Copy out each line of the listing that has the word "detached" in it.

╭──

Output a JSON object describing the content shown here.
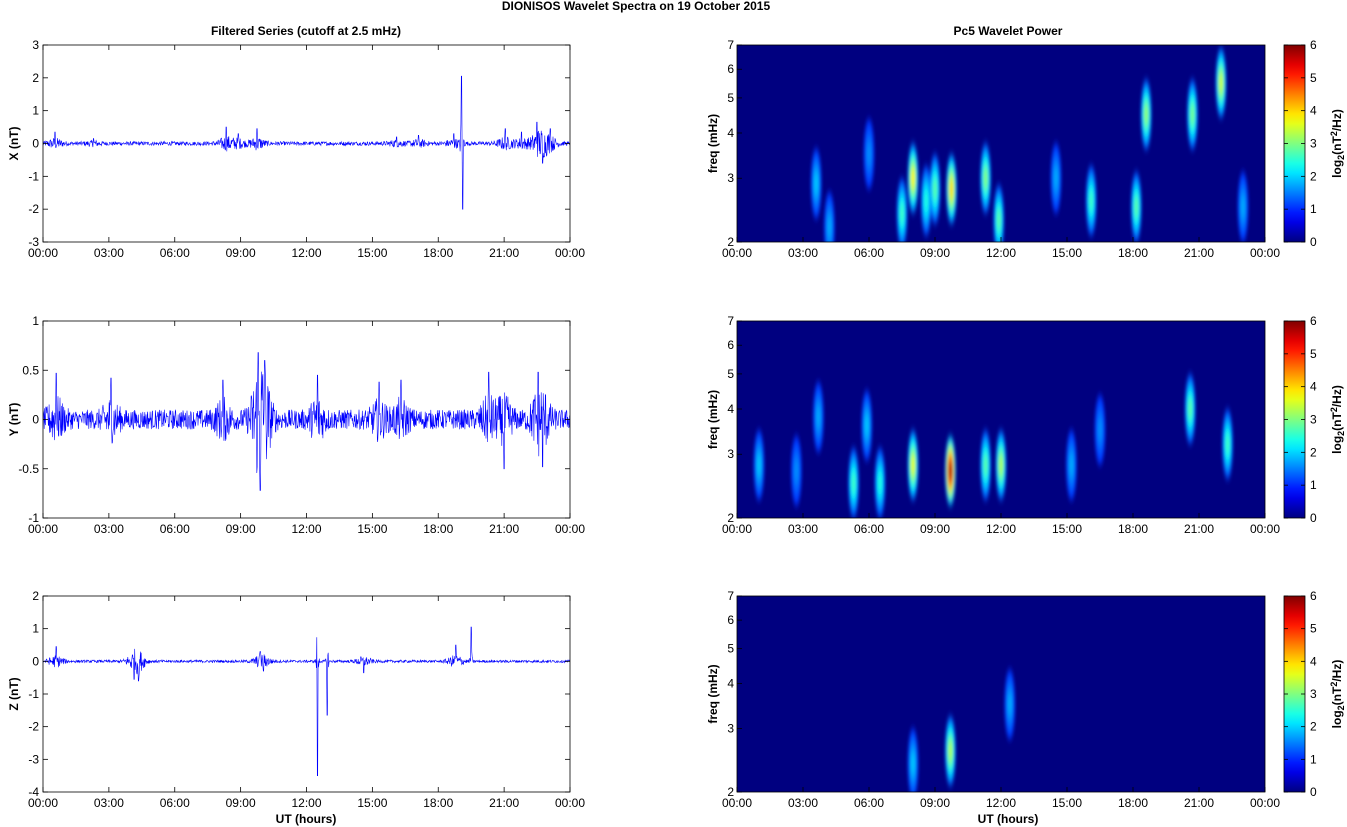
{
  "figure": {
    "title": "DIONISOS Wavelet Spectra on 19 October   2015",
    "left_title": "Filtered Series (cutoff at 2.5 mHz)",
    "right_title": "Pc5 Wavelet Power",
    "xlabel": "UT (hours)",
    "spec_ylabel": "freq (mHz)",
    "cbar_label_main": "log",
    "cbar_label_sub": "2",
    "cbar_label_paren": "(nT",
    "cbar_label_sup": "2",
    "cbar_label_tail": "/Hz)"
  },
  "colors": {
    "trace": "#0000ff",
    "background_low": "#00008f",
    "colormap": "jet"
  },
  "chart_data": [
    {
      "type": "line",
      "component": "X",
      "ylabel": "X (nT)",
      "xlim": [
        0,
        24
      ],
      "ylim": [
        -3,
        3
      ],
      "yticks": [
        -3,
        -2,
        -1,
        0,
        1,
        2,
        3
      ],
      "xtick_labels": [
        "00:00",
        "03:00",
        "06:00",
        "09:00",
        "12:00",
        "15:00",
        "18:00",
        "21:00",
        "00:00"
      ],
      "baseline_noise": 0.06,
      "events": [
        {
          "t": 0.55,
          "amp": 0.35
        },
        {
          "t": 2.3,
          "amp": 0.15
        },
        {
          "t": 8.35,
          "amp": 0.5
        },
        {
          "t": 8.9,
          "amp": 0.3
        },
        {
          "t": 9.75,
          "amp": 0.45
        },
        {
          "t": 16.1,
          "amp": 0.2
        },
        {
          "t": 17.1,
          "amp": 0.25
        },
        {
          "t": 18.7,
          "amp": 0.3
        },
        {
          "t": 19.05,
          "amp": 2.05
        },
        {
          "t": 19.12,
          "amp": -2.0
        },
        {
          "t": 21.05,
          "amp": 0.45
        },
        {
          "t": 21.8,
          "amp": 0.35
        },
        {
          "t": 22.5,
          "amp": 0.65
        },
        {
          "t": 22.75,
          "amp": -0.6
        },
        {
          "t": 23.1,
          "amp": 0.45
        }
      ]
    },
    {
      "type": "line",
      "component": "Y",
      "ylabel": "Y (nT)",
      "xlim": [
        0,
        24
      ],
      "ylim": [
        -1,
        1
      ],
      "yticks": [
        -1,
        -0.5,
        0,
        0.5,
        1
      ],
      "xtick_labels": [
        "00:00",
        "03:00",
        "06:00",
        "09:00",
        "12:00",
        "15:00",
        "18:00",
        "21:00",
        "00:00"
      ],
      "baseline_noise": 0.1,
      "events": [
        {
          "t": 0.6,
          "amp": 0.47
        },
        {
          "t": 3.1,
          "amp": 0.42
        },
        {
          "t": 8.2,
          "amp": 0.4
        },
        {
          "t": 9.8,
          "amp": 0.68
        },
        {
          "t": 9.9,
          "amp": -0.72
        },
        {
          "t": 10.1,
          "amp": 0.6
        },
        {
          "t": 12.5,
          "amp": 0.45
        },
        {
          "t": 15.3,
          "amp": 0.38
        },
        {
          "t": 16.3,
          "amp": 0.4
        },
        {
          "t": 20.3,
          "amp": 0.48
        },
        {
          "t": 21.0,
          "amp": -0.5
        },
        {
          "t": 22.55,
          "amp": 0.48
        },
        {
          "t": 22.75,
          "amp": -0.48
        }
      ]
    },
    {
      "type": "line",
      "component": "Z",
      "ylabel": "Z (nT)",
      "xlim": [
        0,
        24
      ],
      "ylim": [
        -4,
        2
      ],
      "yticks": [
        -4,
        -3,
        -2,
        -1,
        0,
        1,
        2
      ],
      "xtick_labels": [
        "00:00",
        "03:00",
        "06:00",
        "09:00",
        "12:00",
        "15:00",
        "18:00",
        "21:00",
        "00:00"
      ],
      "baseline_noise": 0.04,
      "events": [
        {
          "t": 0.6,
          "amp": 0.45
        },
        {
          "t": 4.15,
          "amp": -0.55
        },
        {
          "t": 4.35,
          "amp": -0.6
        },
        {
          "t": 9.9,
          "amp": 0.3
        },
        {
          "t": 10.05,
          "amp": -0.3
        },
        {
          "t": 12.5,
          "amp": -3.5
        },
        {
          "t": 12.95,
          "amp": -1.65
        },
        {
          "t": 14.6,
          "amp": -0.35
        },
        {
          "t": 18.8,
          "amp": 0.5
        },
        {
          "t": 19.5,
          "amp": 1.05
        }
      ]
    },
    {
      "type": "heatmap",
      "component": "X",
      "ylabel": "freq (mHz)",
      "xlim": [
        0,
        24
      ],
      "ylim": [
        2,
        7
      ],
      "yscale": "log",
      "yticks": [
        2,
        3,
        4,
        5,
        6,
        7
      ],
      "xtick_labels": [
        "00:00",
        "03:00",
        "06:00",
        "09:00",
        "12:00",
        "15:00",
        "18:00",
        "21:00",
        "00:00"
      ],
      "colorbar": {
        "min": 0,
        "max": 6,
        "ticks": [
          0,
          1,
          2,
          3,
          4,
          5,
          6
        ]
      },
      "features": [
        {
          "t": 3.6,
          "f": 2.9,
          "value": 1.2
        },
        {
          "t": 4.2,
          "f": 2.2,
          "value": 1.0
        },
        {
          "t": 6.0,
          "f": 3.5,
          "value": 0.8
        },
        {
          "t": 7.5,
          "f": 2.4,
          "value": 2.0
        },
        {
          "t": 8.0,
          "f": 3.0,
          "value": 3.4
        },
        {
          "t": 8.6,
          "f": 2.6,
          "value": 1.8
        },
        {
          "t": 9.0,
          "f": 2.8,
          "value": 2.2
        },
        {
          "t": 9.75,
          "f": 2.8,
          "value": 3.6
        },
        {
          "t": 11.3,
          "f": 3.0,
          "value": 2.5
        },
        {
          "t": 11.9,
          "f": 2.3,
          "value": 2.2
        },
        {
          "t": 14.5,
          "f": 3.0,
          "value": 1.0
        },
        {
          "t": 16.1,
          "f": 2.6,
          "value": 2.0
        },
        {
          "t": 18.15,
          "f": 2.5,
          "value": 2.2
        },
        {
          "t": 18.6,
          "f": 4.5,
          "value": 2.6
        },
        {
          "t": 20.7,
          "f": 4.5,
          "value": 2.4
        },
        {
          "t": 22.0,
          "f": 5.5,
          "value": 3.0
        },
        {
          "t": 23.0,
          "f": 2.5,
          "value": 1.0
        }
      ]
    },
    {
      "type": "heatmap",
      "component": "Y",
      "ylabel": "freq (mHz)",
      "xlim": [
        0,
        24
      ],
      "ylim": [
        2,
        7
      ],
      "yscale": "log",
      "yticks": [
        2,
        3,
        4,
        5,
        6,
        7
      ],
      "xtick_labels": [
        "00:00",
        "03:00",
        "06:00",
        "09:00",
        "12:00",
        "15:00",
        "18:00",
        "21:00",
        "00:00"
      ],
      "colorbar": {
        "min": 0,
        "max": 6,
        "ticks": [
          0,
          1,
          2,
          3,
          4,
          5,
          6
        ]
      },
      "features": [
        {
          "t": 1.0,
          "f": 2.8,
          "value": 1.2
        },
        {
          "t": 2.7,
          "f": 2.7,
          "value": 0.8
        },
        {
          "t": 3.7,
          "f": 3.8,
          "value": 1.0
        },
        {
          "t": 5.3,
          "f": 2.5,
          "value": 2.0
        },
        {
          "t": 5.9,
          "f": 3.6,
          "value": 1.2
        },
        {
          "t": 6.5,
          "f": 2.5,
          "value": 1.8
        },
        {
          "t": 8.0,
          "f": 2.8,
          "value": 3.2
        },
        {
          "t": 9.7,
          "f": 2.7,
          "value": 5.7
        },
        {
          "t": 11.3,
          "f": 2.8,
          "value": 2.2
        },
        {
          "t": 12.0,
          "f": 2.8,
          "value": 2.8
        },
        {
          "t": 15.2,
          "f": 2.8,
          "value": 1.0
        },
        {
          "t": 16.5,
          "f": 3.5,
          "value": 0.8
        },
        {
          "t": 20.6,
          "f": 4.0,
          "value": 2.2
        },
        {
          "t": 22.3,
          "f": 3.2,
          "value": 2.0
        }
      ]
    },
    {
      "type": "heatmap",
      "component": "Z",
      "ylabel": "freq (mHz)",
      "xlim": [
        0,
        24
      ],
      "ylim": [
        2,
        7
      ],
      "yscale": "log",
      "yticks": [
        2,
        3,
        4,
        5,
        6,
        7
      ],
      "xtick_labels": [
        "00:00",
        "03:00",
        "06:00",
        "09:00",
        "12:00",
        "15:00",
        "18:00",
        "21:00",
        "00:00"
      ],
      "colorbar": {
        "min": 0,
        "max": 6,
        "ticks": [
          0,
          1,
          2,
          3,
          4,
          5,
          6
        ]
      },
      "features": [
        {
          "t": 8.0,
          "f": 2.4,
          "value": 1.2
        },
        {
          "t": 9.7,
          "f": 2.6,
          "value": 2.8
        },
        {
          "t": 12.4,
          "f": 3.5,
          "value": 1.0
        }
      ]
    }
  ]
}
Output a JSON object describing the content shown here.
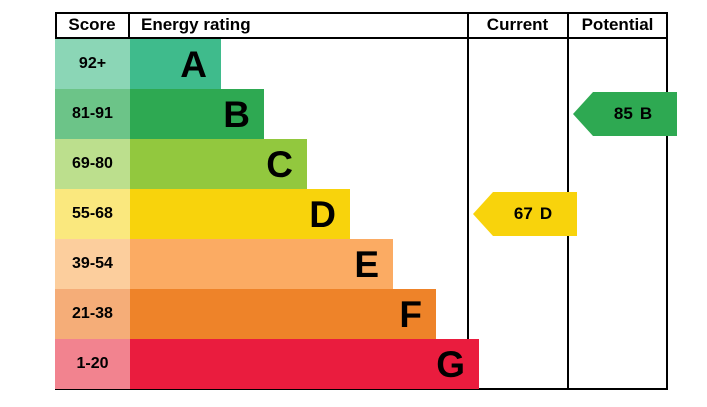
{
  "header": {
    "score": "Score",
    "energy_rating": "Energy rating",
    "current": "Current",
    "potential": "Potential"
  },
  "chart_data": {
    "type": "bar",
    "subtype": "epc-energy-rating",
    "title": "Energy rating",
    "bands": [
      {
        "score_range": "92+",
        "letter": "A",
        "bar_color": "#3fbb8c",
        "tint_color": "#8bd6b6"
      },
      {
        "score_range": "81-91",
        "letter": "B",
        "bar_color": "#2ea952",
        "tint_color": "#6cc488"
      },
      {
        "score_range": "69-80",
        "letter": "C",
        "bar_color": "#92c83e",
        "tint_color": "#bcdf8d"
      },
      {
        "score_range": "55-68",
        "letter": "D",
        "bar_color": "#f8d30c",
        "tint_color": "#fae87e"
      },
      {
        "score_range": "39-54",
        "letter": "E",
        "bar_color": "#fbab63",
        "tint_color": "#fcce9d"
      },
      {
        "score_range": "21-38",
        "letter": "F",
        "bar_color": "#ee8329",
        "tint_color": "#f5ad78"
      },
      {
        "score_range": "1-20",
        "letter": "G",
        "bar_color": "#ea1c3e",
        "tint_color": "#f2838f"
      }
    ],
    "current": {
      "value": "67",
      "letter": "D",
      "arrow_color": "#f8d30c"
    },
    "potential": {
      "value": "85",
      "letter": "B",
      "arrow_color": "#2ea952"
    }
  }
}
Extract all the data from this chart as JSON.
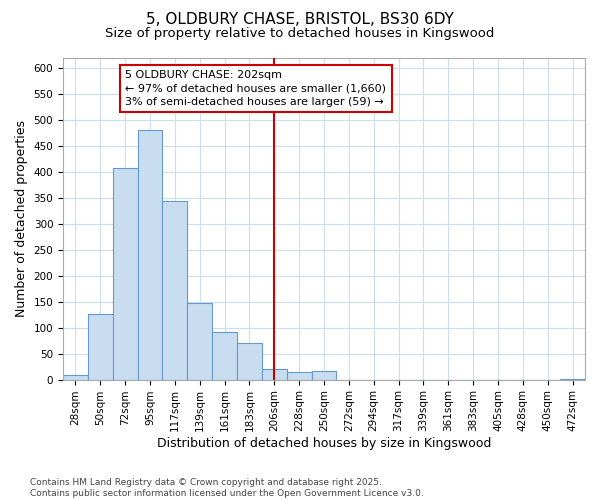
{
  "title_line1": "5, OLDBURY CHASE, BRISTOL, BS30 6DY",
  "title_line2": "Size of property relative to detached houses in Kingswood",
  "xlabel": "Distribution of detached houses by size in Kingswood",
  "ylabel": "Number of detached properties",
  "bar_color": "#c8ddf0",
  "bar_edge_color": "#6699cc",
  "background_color": "#ffffff",
  "plot_bg_color": "#ffffff",
  "grid_color": "#ccddee",
  "categories": [
    "28sqm",
    "50sqm",
    "72sqm",
    "95sqm",
    "117sqm",
    "139sqm",
    "161sqm",
    "183sqm",
    "206sqm",
    "228sqm",
    "250sqm",
    "272sqm",
    "294sqm",
    "317sqm",
    "339sqm",
    "361sqm",
    "383sqm",
    "405sqm",
    "428sqm",
    "450sqm",
    "472sqm"
  ],
  "values": [
    8,
    127,
    408,
    481,
    343,
    148,
    92,
    70,
    20,
    15,
    16,
    0,
    0,
    0,
    0,
    0,
    0,
    0,
    0,
    0,
    2
  ],
  "vline_x": 8.0,
  "vline_color": "#cc0000",
  "annotation_text": "5 OLDBURY CHASE: 202sqm\n← 97% of detached houses are smaller (1,660)\n3% of semi-detached houses are larger (59) →",
  "annotation_box_facecolor": "#ffffff",
  "annotation_box_edgecolor": "#cc0000",
  "ylim": [
    0,
    620
  ],
  "yticks": [
    0,
    50,
    100,
    150,
    200,
    250,
    300,
    350,
    400,
    450,
    500,
    550,
    600
  ],
  "footer": "Contains HM Land Registry data © Crown copyright and database right 2025.\nContains public sector information licensed under the Open Government Licence v3.0.",
  "title_fontsize": 11,
  "subtitle_fontsize": 9.5,
  "tick_fontsize": 7.5,
  "axis_label_fontsize": 9,
  "annotation_fontsize": 8,
  "footer_fontsize": 6.5
}
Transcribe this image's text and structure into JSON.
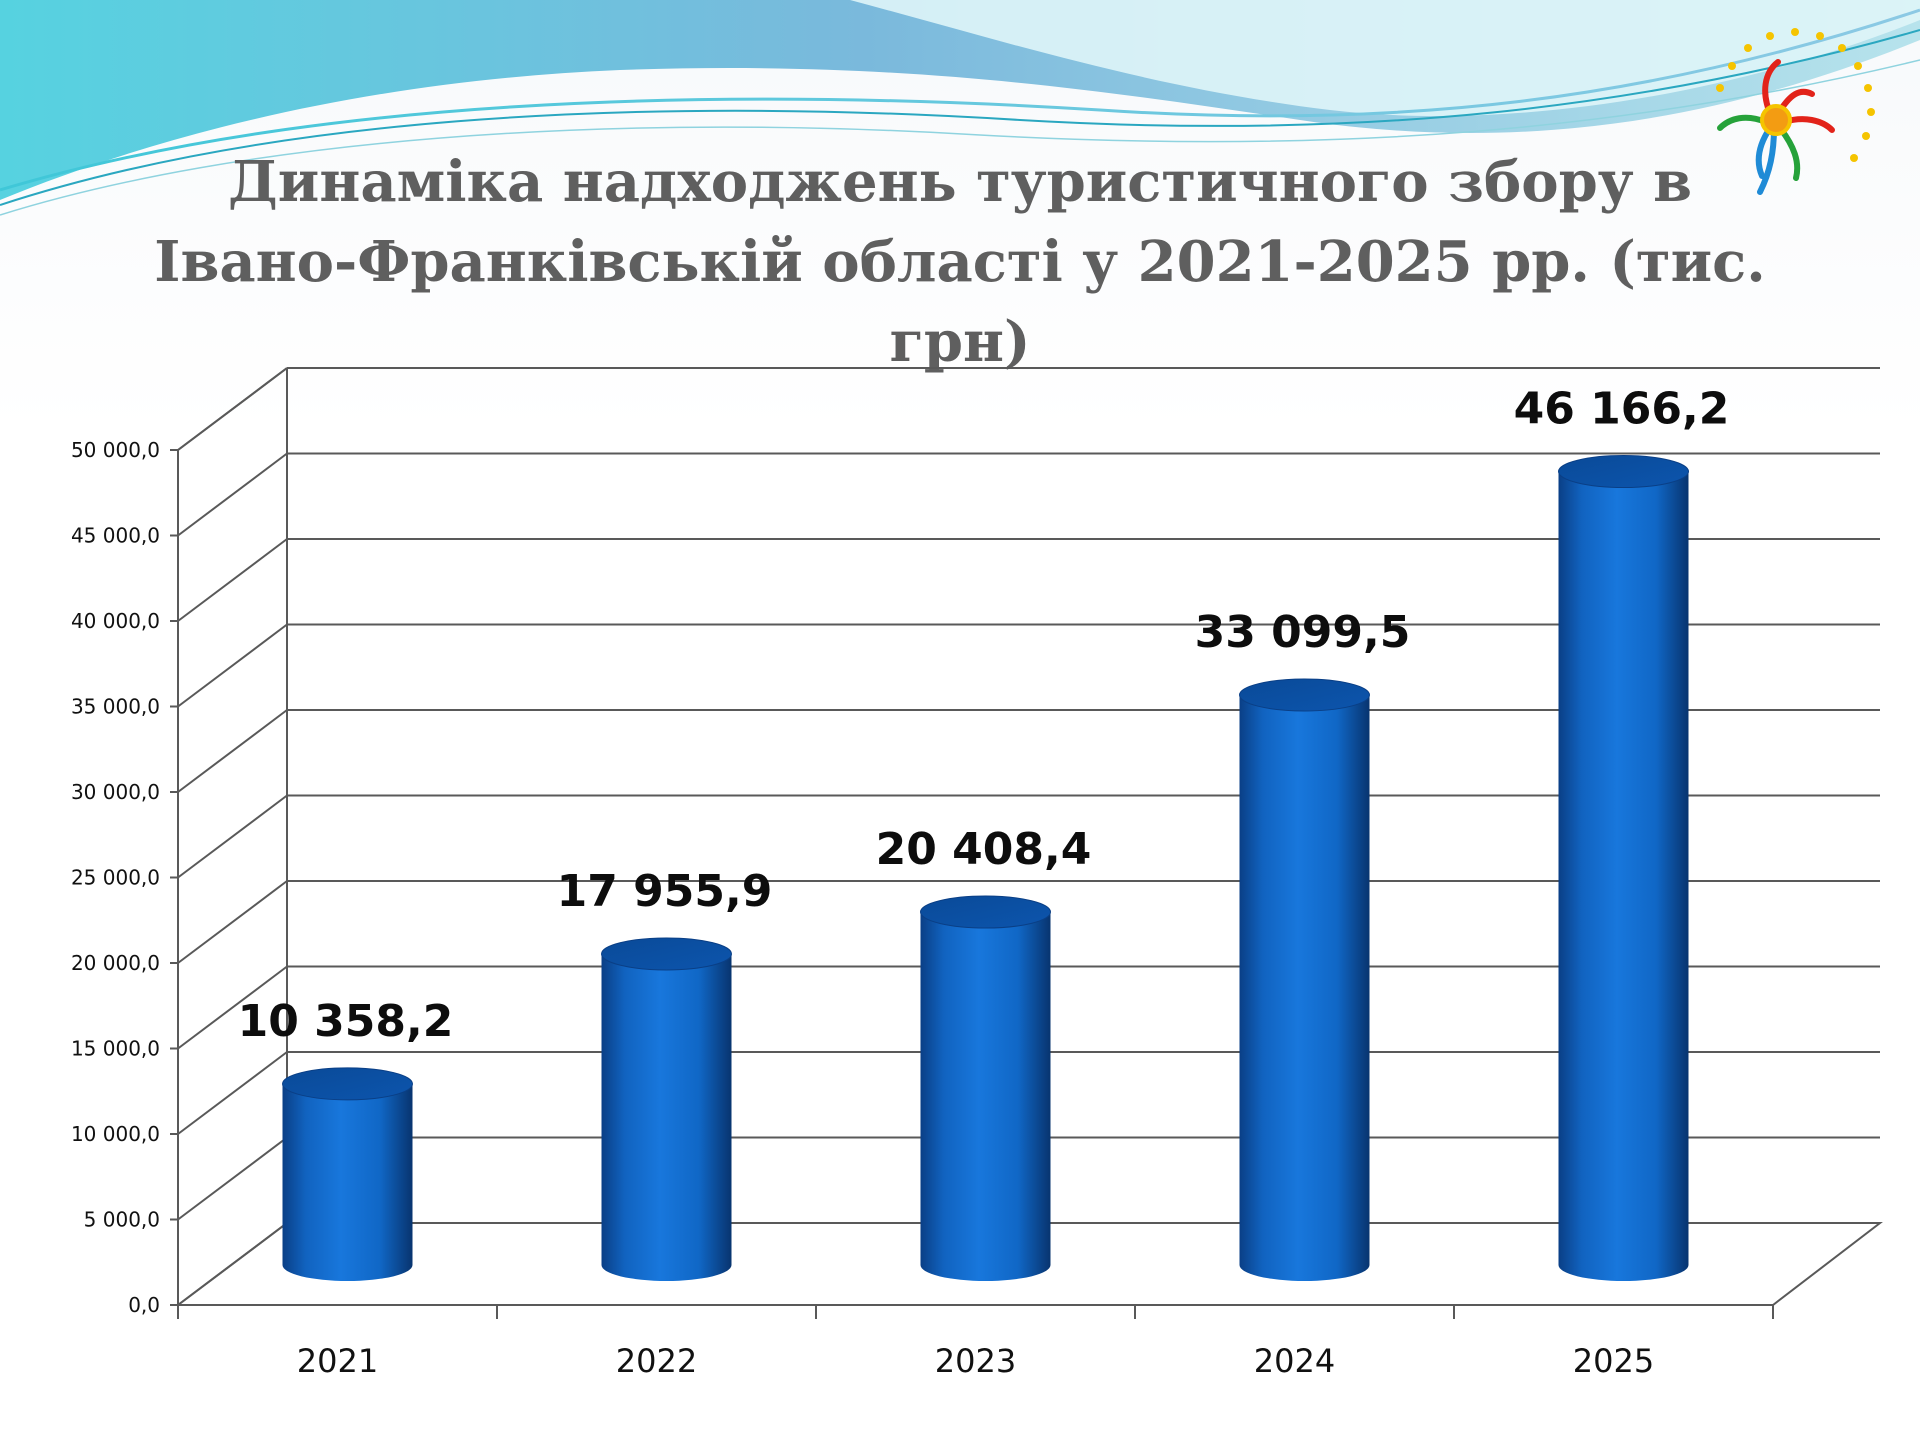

╰──

**SOLUTION TO THIS PROBLEM**
  "title_line2": "Size of property relative to detached houses in Kingswood",
  "xlabel": "Distribution of detached houses by size in Kingswood",
  "ylabel": "Number of detached properties",
  "annotation_text": "5 OLDBURY CHASE: 202sqm\n← 97% of detached houses are smaller (1,660)\n3% of semi-detached houses are larger (59) →",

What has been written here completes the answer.